• [Short task]:
In full and without alteration, repeat the material.

• [Task input]:
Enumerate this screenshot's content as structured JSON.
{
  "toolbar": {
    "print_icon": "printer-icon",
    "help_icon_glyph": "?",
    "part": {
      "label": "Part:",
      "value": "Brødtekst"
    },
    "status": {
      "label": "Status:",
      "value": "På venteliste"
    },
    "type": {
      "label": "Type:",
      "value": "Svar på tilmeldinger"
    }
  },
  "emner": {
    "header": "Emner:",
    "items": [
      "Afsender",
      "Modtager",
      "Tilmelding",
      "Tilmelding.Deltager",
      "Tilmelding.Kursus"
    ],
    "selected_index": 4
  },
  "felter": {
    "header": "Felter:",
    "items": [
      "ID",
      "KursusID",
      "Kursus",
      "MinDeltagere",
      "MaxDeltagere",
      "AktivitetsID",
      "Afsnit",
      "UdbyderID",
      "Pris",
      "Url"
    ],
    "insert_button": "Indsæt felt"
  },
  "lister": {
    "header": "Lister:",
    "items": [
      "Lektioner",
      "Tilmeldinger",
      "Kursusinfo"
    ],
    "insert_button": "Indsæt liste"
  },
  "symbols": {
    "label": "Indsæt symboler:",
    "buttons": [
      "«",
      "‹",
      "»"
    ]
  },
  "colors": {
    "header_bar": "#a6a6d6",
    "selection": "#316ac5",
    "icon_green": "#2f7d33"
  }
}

• [Answer for this exercise]:
Enumerate this screenshot's content as structured JSON.
{
  "toolbar": {
    "print_icon": "printer-icon",
    "help_icon_glyph": "?",
    "part": {
      "label": "Part:",
      "value": "Brødtekst"
    },
    "status": {
      "label": "Status:",
      "value": "På venteliste"
    },
    "type": {
      "label": "Type:",
      "value": "Svar på tilmeldinger"
    }
  },
  "emner": {
    "header": "Emner:",
    "items": [
      "Afsender",
      "Modtager",
      "Tilmelding",
      "Tilmelding.Deltager",
      "Tilmelding.Kursus"
    ],
    "selected_index": 4
  },
  "felter": {
    "header": "Felter:",
    "items": [
      "ID",
      "KursusID",
      "Kursus",
      "MinDeltagere",
      "MaxDeltagere",
      "AktivitetsID",
      "Afsnit",
      "UdbyderID",
      "Pris",
      "Url"
    ],
    "insert_button": "Indsæt felt"
  },
  "lister": {
    "header": "Lister:",
    "items": [
      "Lektioner",
      "Tilmeldinger",
      "Kursusinfo"
    ],
    "insert_button": "Indsæt liste"
  },
  "symbols": {
    "label": "Indsæt symboler:",
    "buttons": [
      "«",
      "‹",
      "»"
    ]
  },
  "colors": {
    "header_bar": "#a6a6d6",
    "selection": "#316ac5",
    "icon_green": "#2f7d33"
  }
}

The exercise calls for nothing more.